--- Start of DATA SHOWN ---

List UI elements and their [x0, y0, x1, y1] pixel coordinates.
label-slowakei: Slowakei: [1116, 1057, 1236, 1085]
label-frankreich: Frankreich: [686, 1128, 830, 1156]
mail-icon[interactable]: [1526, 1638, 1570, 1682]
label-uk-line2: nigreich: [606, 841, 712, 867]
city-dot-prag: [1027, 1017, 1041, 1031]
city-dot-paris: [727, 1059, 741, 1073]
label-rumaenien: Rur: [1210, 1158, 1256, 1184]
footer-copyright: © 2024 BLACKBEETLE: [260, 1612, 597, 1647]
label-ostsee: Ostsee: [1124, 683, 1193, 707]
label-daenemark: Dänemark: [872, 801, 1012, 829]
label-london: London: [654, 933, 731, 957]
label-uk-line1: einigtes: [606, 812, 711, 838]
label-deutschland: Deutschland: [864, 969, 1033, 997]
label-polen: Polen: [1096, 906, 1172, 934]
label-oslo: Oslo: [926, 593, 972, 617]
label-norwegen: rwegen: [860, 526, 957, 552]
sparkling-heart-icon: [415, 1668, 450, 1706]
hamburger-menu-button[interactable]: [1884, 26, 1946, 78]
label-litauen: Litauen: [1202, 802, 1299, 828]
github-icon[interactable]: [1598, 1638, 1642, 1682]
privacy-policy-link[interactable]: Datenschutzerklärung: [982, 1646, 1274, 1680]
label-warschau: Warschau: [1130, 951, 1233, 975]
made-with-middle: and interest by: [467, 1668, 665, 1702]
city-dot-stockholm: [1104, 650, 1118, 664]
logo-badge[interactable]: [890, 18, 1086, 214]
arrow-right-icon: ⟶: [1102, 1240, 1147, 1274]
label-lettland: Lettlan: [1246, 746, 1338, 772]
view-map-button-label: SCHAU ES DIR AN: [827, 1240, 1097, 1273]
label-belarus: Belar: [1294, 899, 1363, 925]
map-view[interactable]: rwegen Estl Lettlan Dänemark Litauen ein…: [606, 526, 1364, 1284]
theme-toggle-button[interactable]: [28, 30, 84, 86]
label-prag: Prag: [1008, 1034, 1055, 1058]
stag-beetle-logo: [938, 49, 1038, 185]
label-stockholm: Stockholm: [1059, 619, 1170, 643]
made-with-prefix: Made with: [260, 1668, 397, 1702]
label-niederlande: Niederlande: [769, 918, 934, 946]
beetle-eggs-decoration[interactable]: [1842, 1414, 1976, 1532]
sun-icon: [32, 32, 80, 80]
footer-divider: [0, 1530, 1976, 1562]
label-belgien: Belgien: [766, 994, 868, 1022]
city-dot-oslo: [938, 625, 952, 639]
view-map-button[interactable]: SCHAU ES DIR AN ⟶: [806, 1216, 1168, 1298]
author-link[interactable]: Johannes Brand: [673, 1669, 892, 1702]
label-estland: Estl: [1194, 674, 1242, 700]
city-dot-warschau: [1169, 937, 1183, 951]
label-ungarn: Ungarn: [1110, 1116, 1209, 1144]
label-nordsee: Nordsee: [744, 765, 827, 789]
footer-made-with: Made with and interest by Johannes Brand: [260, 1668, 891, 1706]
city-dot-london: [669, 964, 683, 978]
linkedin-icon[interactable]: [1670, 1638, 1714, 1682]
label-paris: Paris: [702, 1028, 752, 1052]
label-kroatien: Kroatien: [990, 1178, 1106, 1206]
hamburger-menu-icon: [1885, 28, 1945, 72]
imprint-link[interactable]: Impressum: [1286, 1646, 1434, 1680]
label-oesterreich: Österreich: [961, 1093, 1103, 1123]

--- End of DATA SHOWN ---

* TASK TO COMPLETE *
Rewrite the records with every "interactable" switched to "clickable", keeping everything else the same.

* REPLY *
List UI elements and their [x0, y0, x1, y1] pixel coordinates.
label-slowakei: Slowakei: [1116, 1057, 1236, 1085]
label-frankreich: Frankreich: [686, 1128, 830, 1156]
mail-icon[clickable]: [1526, 1638, 1570, 1682]
label-uk-line2: nigreich: [606, 841, 712, 867]
city-dot-prag: [1027, 1017, 1041, 1031]
city-dot-paris: [727, 1059, 741, 1073]
label-rumaenien: Rur: [1210, 1158, 1256, 1184]
footer-copyright: © 2024 BLACKBEETLE: [260, 1612, 597, 1647]
label-ostsee: Ostsee: [1124, 683, 1193, 707]
label-daenemark: Dänemark: [872, 801, 1012, 829]
label-london: London: [654, 933, 731, 957]
label-uk-line1: einigtes: [606, 812, 711, 838]
label-deutschland: Deutschland: [864, 969, 1033, 997]
label-polen: Polen: [1096, 906, 1172, 934]
label-oslo: Oslo: [926, 593, 972, 617]
label-norwegen: rwegen: [860, 526, 957, 552]
sparkling-heart-icon: [415, 1668, 450, 1706]
hamburger-menu-button[clickable]: [1884, 26, 1946, 78]
label-litauen: Litauen: [1202, 802, 1299, 828]
github-icon[clickable]: [1598, 1638, 1642, 1682]
privacy-policy-link[clickable]: Datenschutzerklärung: [982, 1646, 1274, 1680]
label-warschau: Warschau: [1130, 951, 1233, 975]
made-with-middle: and interest by: [467, 1668, 665, 1702]
city-dot-stockholm: [1104, 650, 1118, 664]
logo-badge[clickable]: [890, 18, 1086, 214]
arrow-right-icon: ⟶: [1102, 1240, 1147, 1274]
label-lettland: Lettlan: [1246, 746, 1338, 772]
view-map-button-label: SCHAU ES DIR AN: [827, 1240, 1097, 1273]
label-belarus: Belar: [1294, 899, 1363, 925]
map-view[clickable]: rwegen Estl Lettlan Dänemark Litauen ein…: [606, 526, 1364, 1284]
theme-toggle-button[clickable]: [28, 30, 84, 86]
label-prag: Prag: [1008, 1034, 1055, 1058]
stag-beetle-logo: [938, 49, 1038, 185]
label-stockholm: Stockholm: [1059, 619, 1170, 643]
made-with-prefix: Made with: [260, 1668, 397, 1702]
label-niederlande: Niederlande: [769, 918, 934, 946]
beetle-eggs-decoration[clickable]: [1842, 1414, 1976, 1532]
sun-icon: [32, 32, 80, 80]
footer-divider: [0, 1530, 1976, 1562]
label-belgien: Belgien: [766, 994, 868, 1022]
city-dot-oslo: [938, 625, 952, 639]
view-map-button[clickable]: SCHAU ES DIR AN ⟶: [806, 1216, 1168, 1298]
author-link[clickable]: Johannes Brand: [673, 1669, 892, 1702]
label-estland: Estl: [1194, 674, 1242, 700]
city-dot-warschau: [1169, 937, 1183, 951]
label-ungarn: Ungarn: [1110, 1116, 1209, 1144]
label-nordsee: Nordsee: [744, 765, 827, 789]
footer-made-with: Made with and interest by Johannes Brand: [260, 1668, 891, 1706]
city-dot-london: [669, 964, 683, 978]
linkedin-icon[clickable]: [1670, 1638, 1714, 1682]
label-paris: Paris: [702, 1028, 752, 1052]
label-kroatien: Kroatien: [990, 1178, 1106, 1206]
hamburger-menu-icon: [1885, 28, 1945, 72]
imprint-link[clickable]: Impressum: [1286, 1646, 1434, 1680]
label-oesterreich: Österreich: [961, 1093, 1103, 1123]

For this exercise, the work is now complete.